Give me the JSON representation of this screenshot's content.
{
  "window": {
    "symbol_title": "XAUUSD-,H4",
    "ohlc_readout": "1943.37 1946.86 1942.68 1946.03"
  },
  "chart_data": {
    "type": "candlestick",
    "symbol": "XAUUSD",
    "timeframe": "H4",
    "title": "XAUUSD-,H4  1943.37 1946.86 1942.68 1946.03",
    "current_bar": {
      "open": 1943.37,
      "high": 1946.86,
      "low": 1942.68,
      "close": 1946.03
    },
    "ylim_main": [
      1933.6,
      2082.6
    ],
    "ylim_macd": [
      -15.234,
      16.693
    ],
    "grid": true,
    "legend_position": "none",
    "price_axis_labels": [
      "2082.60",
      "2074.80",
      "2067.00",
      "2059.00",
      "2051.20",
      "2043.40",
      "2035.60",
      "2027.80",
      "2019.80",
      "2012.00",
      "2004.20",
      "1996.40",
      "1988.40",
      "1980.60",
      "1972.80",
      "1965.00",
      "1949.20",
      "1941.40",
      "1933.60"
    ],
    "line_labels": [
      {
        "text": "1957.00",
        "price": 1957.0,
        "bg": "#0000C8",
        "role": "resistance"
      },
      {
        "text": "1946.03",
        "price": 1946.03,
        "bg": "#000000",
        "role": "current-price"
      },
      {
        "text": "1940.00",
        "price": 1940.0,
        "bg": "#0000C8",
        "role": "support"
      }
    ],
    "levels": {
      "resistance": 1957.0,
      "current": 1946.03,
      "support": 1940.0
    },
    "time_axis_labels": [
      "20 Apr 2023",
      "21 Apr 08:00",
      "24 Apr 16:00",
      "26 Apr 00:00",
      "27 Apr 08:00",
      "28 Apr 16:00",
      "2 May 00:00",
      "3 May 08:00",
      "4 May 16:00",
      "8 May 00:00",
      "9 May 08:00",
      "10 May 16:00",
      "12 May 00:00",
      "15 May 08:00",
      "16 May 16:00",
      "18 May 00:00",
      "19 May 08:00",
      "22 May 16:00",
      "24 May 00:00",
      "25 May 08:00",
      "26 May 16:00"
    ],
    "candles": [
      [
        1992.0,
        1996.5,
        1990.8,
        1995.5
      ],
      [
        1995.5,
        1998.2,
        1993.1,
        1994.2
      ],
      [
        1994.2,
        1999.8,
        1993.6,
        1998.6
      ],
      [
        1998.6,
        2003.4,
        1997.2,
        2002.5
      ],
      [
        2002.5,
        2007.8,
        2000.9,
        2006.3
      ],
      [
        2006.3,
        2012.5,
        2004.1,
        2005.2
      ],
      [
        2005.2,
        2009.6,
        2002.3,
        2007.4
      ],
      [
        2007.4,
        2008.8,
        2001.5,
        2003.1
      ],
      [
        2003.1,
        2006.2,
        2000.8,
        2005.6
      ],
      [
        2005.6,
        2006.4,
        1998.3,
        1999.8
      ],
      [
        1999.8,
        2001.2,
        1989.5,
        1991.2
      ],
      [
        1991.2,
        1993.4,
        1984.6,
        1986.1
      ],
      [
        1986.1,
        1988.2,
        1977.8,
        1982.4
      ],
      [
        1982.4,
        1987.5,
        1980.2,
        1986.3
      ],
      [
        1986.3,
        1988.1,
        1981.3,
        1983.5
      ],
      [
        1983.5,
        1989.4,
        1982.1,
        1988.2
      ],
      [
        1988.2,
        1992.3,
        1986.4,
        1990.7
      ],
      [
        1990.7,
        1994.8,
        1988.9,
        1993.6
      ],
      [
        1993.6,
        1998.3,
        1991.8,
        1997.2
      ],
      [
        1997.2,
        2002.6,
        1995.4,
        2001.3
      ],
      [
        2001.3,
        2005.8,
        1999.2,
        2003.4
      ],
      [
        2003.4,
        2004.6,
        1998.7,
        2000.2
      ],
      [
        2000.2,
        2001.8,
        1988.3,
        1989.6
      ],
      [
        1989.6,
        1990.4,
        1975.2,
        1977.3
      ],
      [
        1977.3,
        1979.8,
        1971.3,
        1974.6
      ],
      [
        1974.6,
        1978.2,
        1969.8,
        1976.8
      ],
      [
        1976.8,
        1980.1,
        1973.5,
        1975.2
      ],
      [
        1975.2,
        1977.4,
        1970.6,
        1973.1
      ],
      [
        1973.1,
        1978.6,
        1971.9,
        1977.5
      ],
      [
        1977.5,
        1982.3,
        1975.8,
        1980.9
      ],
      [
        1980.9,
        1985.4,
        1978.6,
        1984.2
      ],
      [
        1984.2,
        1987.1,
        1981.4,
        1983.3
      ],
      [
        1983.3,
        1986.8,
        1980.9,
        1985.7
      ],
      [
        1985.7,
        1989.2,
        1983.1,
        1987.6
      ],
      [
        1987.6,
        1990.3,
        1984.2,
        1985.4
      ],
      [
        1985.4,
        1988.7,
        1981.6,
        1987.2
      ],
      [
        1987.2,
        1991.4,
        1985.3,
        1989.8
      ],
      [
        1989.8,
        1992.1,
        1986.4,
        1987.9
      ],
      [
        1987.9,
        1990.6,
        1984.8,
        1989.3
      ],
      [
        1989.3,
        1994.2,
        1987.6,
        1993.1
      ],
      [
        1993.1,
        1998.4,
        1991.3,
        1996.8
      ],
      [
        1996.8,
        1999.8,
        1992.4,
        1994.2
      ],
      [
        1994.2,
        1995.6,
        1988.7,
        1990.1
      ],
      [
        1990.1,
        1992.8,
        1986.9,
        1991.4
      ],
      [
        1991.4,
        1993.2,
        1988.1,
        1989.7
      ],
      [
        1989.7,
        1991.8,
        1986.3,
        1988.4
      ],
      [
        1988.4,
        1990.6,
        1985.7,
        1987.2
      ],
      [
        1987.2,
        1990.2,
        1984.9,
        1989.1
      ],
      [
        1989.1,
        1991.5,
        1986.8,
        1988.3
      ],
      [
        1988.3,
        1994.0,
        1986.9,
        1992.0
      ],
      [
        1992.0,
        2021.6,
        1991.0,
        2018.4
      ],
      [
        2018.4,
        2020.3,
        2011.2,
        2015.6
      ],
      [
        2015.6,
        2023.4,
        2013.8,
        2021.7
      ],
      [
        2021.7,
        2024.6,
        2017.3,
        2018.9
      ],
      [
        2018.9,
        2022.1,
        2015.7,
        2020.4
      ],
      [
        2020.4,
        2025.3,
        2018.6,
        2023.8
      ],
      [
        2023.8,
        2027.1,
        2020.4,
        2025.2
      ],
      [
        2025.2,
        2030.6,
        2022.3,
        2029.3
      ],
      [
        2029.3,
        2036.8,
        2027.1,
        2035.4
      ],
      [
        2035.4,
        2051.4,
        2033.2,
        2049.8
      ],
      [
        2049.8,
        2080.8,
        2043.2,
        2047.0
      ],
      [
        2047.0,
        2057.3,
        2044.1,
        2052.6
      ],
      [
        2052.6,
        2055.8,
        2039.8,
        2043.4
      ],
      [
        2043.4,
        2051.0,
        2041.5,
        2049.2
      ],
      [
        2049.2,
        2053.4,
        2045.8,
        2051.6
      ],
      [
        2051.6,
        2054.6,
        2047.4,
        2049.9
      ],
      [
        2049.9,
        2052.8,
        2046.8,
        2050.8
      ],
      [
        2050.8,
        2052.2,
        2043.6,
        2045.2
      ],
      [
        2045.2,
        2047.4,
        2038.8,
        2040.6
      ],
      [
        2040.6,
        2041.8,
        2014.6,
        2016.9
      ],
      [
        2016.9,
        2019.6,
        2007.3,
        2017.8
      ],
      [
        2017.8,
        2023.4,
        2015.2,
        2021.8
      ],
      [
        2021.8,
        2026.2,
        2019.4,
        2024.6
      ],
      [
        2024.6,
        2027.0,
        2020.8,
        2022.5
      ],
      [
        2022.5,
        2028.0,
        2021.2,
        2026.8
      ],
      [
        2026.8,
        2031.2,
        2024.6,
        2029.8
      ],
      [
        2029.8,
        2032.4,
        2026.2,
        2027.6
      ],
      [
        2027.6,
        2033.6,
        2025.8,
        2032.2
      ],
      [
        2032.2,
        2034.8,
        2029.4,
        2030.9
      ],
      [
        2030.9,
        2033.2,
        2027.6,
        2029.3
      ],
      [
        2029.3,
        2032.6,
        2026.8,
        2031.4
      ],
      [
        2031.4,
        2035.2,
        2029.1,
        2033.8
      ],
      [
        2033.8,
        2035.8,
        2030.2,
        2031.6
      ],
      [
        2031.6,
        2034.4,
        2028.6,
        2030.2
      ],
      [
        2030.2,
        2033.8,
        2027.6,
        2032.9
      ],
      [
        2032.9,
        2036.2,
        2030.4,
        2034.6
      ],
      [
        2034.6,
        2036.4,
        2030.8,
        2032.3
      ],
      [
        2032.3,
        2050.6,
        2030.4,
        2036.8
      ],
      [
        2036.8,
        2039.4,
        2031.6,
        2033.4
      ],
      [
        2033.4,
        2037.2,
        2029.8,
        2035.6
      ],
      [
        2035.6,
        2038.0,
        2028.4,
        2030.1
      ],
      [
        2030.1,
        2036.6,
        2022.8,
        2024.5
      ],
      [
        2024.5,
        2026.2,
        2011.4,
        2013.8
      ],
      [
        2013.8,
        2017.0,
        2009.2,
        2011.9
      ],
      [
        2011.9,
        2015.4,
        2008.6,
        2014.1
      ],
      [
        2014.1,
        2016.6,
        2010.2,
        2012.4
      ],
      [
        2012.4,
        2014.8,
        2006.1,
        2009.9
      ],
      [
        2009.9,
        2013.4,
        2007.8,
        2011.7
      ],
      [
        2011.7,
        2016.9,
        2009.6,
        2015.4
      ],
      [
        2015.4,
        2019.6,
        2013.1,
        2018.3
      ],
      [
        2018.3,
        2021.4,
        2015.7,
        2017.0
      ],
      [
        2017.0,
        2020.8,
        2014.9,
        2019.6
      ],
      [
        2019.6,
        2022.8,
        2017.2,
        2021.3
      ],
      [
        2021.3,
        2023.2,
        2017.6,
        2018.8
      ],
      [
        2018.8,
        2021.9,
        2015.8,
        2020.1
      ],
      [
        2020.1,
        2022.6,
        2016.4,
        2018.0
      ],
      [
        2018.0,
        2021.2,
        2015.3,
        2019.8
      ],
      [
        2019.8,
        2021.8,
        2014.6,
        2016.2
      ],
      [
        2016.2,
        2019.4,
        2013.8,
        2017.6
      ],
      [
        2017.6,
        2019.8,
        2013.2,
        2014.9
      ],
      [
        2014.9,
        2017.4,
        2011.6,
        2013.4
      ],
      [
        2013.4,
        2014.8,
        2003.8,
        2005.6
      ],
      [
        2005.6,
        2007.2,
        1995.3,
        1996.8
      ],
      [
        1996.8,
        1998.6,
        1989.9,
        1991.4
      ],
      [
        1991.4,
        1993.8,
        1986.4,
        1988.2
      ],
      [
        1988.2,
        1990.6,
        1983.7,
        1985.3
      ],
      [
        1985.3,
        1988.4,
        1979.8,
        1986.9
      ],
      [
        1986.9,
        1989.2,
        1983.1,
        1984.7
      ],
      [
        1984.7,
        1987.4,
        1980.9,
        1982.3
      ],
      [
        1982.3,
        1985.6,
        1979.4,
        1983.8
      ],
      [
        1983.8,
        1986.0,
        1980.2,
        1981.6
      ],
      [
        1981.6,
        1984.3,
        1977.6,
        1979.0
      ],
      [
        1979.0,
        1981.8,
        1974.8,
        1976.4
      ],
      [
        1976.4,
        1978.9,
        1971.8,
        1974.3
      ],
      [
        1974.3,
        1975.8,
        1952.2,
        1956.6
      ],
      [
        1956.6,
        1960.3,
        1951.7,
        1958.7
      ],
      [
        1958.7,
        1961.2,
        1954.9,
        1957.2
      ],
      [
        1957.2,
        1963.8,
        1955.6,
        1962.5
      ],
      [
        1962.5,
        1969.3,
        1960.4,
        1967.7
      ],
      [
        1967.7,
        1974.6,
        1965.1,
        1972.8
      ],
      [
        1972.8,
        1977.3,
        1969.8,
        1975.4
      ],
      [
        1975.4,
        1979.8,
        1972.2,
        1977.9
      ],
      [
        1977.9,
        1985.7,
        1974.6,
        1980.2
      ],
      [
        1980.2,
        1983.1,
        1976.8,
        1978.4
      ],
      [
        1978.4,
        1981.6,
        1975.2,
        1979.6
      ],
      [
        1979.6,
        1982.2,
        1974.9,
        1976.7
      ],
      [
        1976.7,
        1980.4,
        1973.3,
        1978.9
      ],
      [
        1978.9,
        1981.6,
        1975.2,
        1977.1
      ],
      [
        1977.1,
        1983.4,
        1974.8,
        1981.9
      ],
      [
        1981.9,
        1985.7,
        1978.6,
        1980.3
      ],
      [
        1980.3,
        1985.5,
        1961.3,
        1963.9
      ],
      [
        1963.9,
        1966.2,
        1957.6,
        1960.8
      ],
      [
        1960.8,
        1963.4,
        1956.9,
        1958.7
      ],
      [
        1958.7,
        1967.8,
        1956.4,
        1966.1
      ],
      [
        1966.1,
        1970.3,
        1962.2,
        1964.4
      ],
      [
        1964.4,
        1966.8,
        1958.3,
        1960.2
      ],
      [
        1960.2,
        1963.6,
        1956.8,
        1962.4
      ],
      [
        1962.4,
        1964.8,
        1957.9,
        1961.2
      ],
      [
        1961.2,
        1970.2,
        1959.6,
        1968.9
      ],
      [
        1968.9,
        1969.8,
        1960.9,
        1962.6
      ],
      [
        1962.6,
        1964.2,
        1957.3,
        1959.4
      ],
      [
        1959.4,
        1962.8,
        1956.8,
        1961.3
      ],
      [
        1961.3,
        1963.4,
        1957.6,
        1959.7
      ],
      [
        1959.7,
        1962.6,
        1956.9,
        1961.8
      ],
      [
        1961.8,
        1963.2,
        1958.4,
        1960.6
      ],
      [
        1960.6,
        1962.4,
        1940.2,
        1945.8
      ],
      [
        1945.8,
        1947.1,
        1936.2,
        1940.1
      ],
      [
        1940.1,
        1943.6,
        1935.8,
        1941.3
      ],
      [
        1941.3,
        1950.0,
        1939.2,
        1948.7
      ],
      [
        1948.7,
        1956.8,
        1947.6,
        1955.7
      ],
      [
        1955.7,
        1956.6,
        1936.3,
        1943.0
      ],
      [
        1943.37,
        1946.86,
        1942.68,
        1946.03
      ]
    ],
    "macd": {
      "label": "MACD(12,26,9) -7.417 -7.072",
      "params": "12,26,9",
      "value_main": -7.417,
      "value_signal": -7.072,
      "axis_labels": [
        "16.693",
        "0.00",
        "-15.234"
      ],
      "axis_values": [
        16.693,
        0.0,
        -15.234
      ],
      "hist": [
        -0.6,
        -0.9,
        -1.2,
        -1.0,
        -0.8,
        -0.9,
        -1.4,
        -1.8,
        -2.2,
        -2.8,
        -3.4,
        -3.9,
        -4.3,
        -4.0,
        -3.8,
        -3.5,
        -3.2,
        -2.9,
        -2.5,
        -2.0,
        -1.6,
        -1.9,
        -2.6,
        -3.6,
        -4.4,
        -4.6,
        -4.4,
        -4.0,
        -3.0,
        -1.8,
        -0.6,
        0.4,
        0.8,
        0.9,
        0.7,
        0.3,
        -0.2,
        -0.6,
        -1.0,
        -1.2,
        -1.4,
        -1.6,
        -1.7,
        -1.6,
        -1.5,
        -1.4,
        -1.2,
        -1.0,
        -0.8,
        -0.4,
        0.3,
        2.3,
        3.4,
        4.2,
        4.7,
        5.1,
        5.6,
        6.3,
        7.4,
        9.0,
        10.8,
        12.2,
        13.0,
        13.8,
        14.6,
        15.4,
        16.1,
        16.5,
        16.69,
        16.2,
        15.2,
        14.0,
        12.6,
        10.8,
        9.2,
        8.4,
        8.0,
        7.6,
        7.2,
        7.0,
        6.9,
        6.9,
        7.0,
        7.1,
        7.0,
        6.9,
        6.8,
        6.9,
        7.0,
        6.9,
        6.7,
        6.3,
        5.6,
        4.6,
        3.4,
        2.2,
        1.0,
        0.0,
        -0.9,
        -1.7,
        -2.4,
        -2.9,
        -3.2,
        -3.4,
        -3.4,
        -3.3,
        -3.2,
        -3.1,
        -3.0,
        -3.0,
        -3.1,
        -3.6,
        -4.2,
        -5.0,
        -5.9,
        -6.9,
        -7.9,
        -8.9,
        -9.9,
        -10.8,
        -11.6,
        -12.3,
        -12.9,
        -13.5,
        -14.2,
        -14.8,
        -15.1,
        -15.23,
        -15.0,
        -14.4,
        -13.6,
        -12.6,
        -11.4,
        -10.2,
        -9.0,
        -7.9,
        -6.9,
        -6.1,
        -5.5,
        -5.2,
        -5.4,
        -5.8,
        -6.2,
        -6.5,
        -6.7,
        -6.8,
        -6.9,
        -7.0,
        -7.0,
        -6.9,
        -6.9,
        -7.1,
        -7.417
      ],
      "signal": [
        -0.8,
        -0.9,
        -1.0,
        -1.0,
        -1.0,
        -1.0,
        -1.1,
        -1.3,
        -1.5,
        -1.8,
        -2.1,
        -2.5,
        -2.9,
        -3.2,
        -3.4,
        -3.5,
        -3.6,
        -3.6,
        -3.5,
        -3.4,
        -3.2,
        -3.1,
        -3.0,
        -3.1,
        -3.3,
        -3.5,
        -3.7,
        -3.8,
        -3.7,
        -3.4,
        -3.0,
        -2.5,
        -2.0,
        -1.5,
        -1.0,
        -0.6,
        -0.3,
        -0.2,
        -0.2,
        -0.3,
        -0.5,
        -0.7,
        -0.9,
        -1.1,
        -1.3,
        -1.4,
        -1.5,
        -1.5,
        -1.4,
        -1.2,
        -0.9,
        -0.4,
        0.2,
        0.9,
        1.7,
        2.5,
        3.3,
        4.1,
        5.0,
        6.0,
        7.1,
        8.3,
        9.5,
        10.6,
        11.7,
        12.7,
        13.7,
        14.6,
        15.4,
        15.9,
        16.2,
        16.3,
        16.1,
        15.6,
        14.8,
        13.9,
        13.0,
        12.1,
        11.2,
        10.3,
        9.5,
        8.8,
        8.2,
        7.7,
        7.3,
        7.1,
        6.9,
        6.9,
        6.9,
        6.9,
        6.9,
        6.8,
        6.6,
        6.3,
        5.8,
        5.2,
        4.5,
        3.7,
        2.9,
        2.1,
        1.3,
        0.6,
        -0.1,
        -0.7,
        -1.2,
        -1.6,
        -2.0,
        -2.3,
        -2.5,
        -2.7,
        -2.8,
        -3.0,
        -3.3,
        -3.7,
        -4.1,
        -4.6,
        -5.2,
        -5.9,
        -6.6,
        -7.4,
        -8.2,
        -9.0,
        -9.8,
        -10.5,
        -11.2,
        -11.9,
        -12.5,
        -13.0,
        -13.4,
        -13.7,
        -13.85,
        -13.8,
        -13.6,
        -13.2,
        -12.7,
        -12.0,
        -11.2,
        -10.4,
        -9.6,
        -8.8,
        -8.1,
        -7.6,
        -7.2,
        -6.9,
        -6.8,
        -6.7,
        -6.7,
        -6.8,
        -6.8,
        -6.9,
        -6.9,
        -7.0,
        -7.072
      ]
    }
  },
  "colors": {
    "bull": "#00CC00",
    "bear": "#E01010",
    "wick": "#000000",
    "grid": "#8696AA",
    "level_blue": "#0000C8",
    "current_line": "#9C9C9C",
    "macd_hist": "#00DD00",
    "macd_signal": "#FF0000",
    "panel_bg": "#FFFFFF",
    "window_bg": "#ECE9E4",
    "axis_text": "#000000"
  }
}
·····
**YOUR INSTRUCTIONS**. Filter the entries above down to the lines containing the word "XAUUSD".

**FINISHED TASK**.
    "symbol_title": "XAUUSD-,H4",
    "symbol": "XAUUSD",
    "title": "XAUUSD-,H4  1943.37 1946.86 1942.68 1946.03",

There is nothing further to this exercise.